> **Stated exercise**: Set down each entry from the block beneath, exactly as written.

(Dataset rows)
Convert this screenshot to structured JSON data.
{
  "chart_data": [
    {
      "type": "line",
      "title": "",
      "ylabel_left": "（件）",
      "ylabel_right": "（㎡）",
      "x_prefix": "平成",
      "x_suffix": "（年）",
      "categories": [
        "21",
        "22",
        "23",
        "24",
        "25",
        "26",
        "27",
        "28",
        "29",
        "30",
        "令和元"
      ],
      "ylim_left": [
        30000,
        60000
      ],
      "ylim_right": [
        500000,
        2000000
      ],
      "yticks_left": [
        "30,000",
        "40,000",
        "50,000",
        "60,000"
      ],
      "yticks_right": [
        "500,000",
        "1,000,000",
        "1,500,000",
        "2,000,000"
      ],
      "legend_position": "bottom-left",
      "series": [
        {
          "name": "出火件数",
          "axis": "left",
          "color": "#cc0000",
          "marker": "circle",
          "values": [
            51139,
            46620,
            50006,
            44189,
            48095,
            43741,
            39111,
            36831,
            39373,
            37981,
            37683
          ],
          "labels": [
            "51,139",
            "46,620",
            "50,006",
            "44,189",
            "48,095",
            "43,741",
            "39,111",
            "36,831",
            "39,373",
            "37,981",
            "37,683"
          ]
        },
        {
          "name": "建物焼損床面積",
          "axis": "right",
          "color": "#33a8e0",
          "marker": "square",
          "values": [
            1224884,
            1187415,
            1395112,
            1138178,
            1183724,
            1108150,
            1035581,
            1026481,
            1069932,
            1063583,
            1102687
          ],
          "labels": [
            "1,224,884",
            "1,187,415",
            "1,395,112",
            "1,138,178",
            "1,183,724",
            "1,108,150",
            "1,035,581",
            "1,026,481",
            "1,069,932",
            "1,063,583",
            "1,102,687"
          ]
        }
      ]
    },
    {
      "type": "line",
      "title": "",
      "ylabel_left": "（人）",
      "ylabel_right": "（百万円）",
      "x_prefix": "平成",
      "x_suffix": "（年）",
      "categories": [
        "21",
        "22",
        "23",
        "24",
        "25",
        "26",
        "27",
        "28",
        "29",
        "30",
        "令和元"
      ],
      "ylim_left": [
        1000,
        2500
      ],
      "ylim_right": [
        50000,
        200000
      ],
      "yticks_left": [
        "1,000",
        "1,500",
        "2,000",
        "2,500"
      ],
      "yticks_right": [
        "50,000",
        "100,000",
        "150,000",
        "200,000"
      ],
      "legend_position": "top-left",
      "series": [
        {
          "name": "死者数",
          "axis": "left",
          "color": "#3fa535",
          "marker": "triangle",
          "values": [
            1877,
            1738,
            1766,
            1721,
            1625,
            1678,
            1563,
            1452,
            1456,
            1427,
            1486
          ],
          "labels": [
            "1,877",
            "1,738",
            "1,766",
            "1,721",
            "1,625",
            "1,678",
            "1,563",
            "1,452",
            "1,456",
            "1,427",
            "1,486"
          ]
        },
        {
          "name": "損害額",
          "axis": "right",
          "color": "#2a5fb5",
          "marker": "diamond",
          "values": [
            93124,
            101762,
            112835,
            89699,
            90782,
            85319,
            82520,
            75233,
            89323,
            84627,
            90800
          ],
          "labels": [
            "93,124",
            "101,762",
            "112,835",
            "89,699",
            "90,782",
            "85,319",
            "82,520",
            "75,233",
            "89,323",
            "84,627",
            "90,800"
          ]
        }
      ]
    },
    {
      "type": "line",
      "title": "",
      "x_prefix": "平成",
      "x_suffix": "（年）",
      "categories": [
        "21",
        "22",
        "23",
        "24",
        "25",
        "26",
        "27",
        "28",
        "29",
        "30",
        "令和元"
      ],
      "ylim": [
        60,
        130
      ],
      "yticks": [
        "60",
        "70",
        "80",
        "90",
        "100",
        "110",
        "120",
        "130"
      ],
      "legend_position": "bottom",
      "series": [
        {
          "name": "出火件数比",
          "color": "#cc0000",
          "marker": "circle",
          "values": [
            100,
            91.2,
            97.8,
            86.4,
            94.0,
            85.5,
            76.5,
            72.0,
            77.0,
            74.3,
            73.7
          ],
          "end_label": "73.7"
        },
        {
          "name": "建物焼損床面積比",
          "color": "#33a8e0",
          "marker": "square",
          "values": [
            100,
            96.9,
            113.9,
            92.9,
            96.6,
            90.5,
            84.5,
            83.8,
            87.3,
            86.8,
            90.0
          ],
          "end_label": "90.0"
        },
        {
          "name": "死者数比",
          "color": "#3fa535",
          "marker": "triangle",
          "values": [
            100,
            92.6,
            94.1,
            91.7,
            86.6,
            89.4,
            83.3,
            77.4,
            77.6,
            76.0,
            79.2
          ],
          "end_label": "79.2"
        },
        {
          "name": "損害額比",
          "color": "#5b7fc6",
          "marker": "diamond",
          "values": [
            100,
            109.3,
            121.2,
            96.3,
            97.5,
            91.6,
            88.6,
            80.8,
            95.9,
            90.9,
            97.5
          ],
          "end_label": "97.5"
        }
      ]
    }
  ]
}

> **Task answer**:
Convert this screenshot to structured JSON data.
{
  "chart_data": [
    {
      "type": "line",
      "title": "",
      "ylabel_left": "（件）",
      "ylabel_right": "（㎡）",
      "x_prefix": "平成",
      "x_suffix": "（年）",
      "categories": [
        "21",
        "22",
        "23",
        "24",
        "25",
        "26",
        "27",
        "28",
        "29",
        "30",
        "令和元"
      ],
      "ylim_left": [
        30000,
        60000
      ],
      "ylim_right": [
        500000,
        2000000
      ],
      "yticks_left": [
        "30,000",
        "40,000",
        "50,000",
        "60,000"
      ],
      "yticks_right": [
        "500,000",
        "1,000,000",
        "1,500,000",
        "2,000,000"
      ],
      "legend_position": "bottom-left",
      "series": [
        {
          "name": "出火件数",
          "axis": "left",
          "color": "#cc0000",
          "marker": "circle",
          "values": [
            51139,
            46620,
            50006,
            44189,
            48095,
            43741,
            39111,
            36831,
            39373,
            37981,
            37683
          ],
          "labels": [
            "51,139",
            "46,620",
            "50,006",
            "44,189",
            "48,095",
            "43,741",
            "39,111",
            "36,831",
            "39,373",
            "37,981",
            "37,683"
          ]
        },
        {
          "name": "建物焼損床面積",
          "axis": "right",
          "color": "#33a8e0",
          "marker": "square",
          "values": [
            1224884,
            1187415,
            1395112,
            1138178,
            1183724,
            1108150,
            1035581,
            1026481,
            1069932,
            1063583,
            1102687
          ],
          "labels": [
            "1,224,884",
            "1,187,415",
            "1,395,112",
            "1,138,178",
            "1,183,724",
            "1,108,150",
            "1,035,581",
            "1,026,481",
            "1,069,932",
            "1,063,583",
            "1,102,687"
          ]
        }
      ]
    },
    {
      "type": "line",
      "title": "",
      "ylabel_left": "（人）",
      "ylabel_right": "（百万円）",
      "x_prefix": "平成",
      "x_suffix": "（年）",
      "categories": [
        "21",
        "22",
        "23",
        "24",
        "25",
        "26",
        "27",
        "28",
        "29",
        "30",
        "令和元"
      ],
      "ylim_left": [
        1000,
        2500
      ],
      "ylim_right": [
        50000,
        200000
      ],
      "yticks_left": [
        "1,000",
        "1,500",
        "2,000",
        "2,500"
      ],
      "yticks_right": [
        "50,000",
        "100,000",
        "150,000",
        "200,000"
      ],
      "legend_position": "top-left",
      "series": [
        {
          "name": "死者数",
          "axis": "left",
          "color": "#3fa535",
          "marker": "triangle",
          "values": [
            1877,
            1738,
            1766,
            1721,
            1625,
            1678,
            1563,
            1452,
            1456,
            1427,
            1486
          ],
          "labels": [
            "1,877",
            "1,738",
            "1,766",
            "1,721",
            "1,625",
            "1,678",
            "1,563",
            "1,452",
            "1,456",
            "1,427",
            "1,486"
          ]
        },
        {
          "name": "損害額",
          "axis": "right",
          "color": "#2a5fb5",
          "marker": "diamond",
          "values": [
            93124,
            101762,
            112835,
            89699,
            90782,
            85319,
            82520,
            75233,
            89323,
            84627,
            90800
          ],
          "labels": [
            "93,124",
            "101,762",
            "112,835",
            "89,699",
            "90,782",
            "85,319",
            "82,520",
            "75,233",
            "89,323",
            "84,627",
            "90,800"
          ]
        }
      ]
    },
    {
      "type": "line",
      "title": "",
      "x_prefix": "平成",
      "x_suffix": "（年）",
      "categories": [
        "21",
        "22",
        "23",
        "24",
        "25",
        "26",
        "27",
        "28",
        "29",
        "30",
        "令和元"
      ],
      "ylim": [
        60,
        130
      ],
      "yticks": [
        "60",
        "70",
        "80",
        "90",
        "100",
        "110",
        "120",
        "130"
      ],
      "legend_position": "bottom",
      "series": [
        {
          "name": "出火件数比",
          "color": "#cc0000",
          "marker": "circle",
          "values": [
            100,
            91.2,
            97.8,
            86.4,
            94.0,
            85.5,
            76.5,
            72.0,
            77.0,
            74.3,
            73.7
          ],
          "end_label": "73.7"
        },
        {
          "name": "建物焼損床面積比",
          "color": "#33a8e0",
          "marker": "square",
          "values": [
            100,
            96.9,
            113.9,
            92.9,
            96.6,
            90.5,
            84.5,
            83.8,
            87.3,
            86.8,
            90.0
          ],
          "end_label": "90.0"
        },
        {
          "name": "死者数比",
          "color": "#3fa535",
          "marker": "triangle",
          "values": [
            100,
            92.6,
            94.1,
            91.7,
            86.6,
            89.4,
            83.3,
            77.4,
            77.6,
            76.0,
            79.2
          ],
          "end_label": "79.2"
        },
        {
          "name": "損害額比",
          "color": "#5b7fc6",
          "marker": "diamond",
          "values": [
            100,
            109.3,
            121.2,
            96.3,
            97.5,
            91.6,
            88.6,
            80.8,
            95.9,
            90.9,
            97.5
          ],
          "end_label": "97.5"
        }
      ]
    }
  ]
}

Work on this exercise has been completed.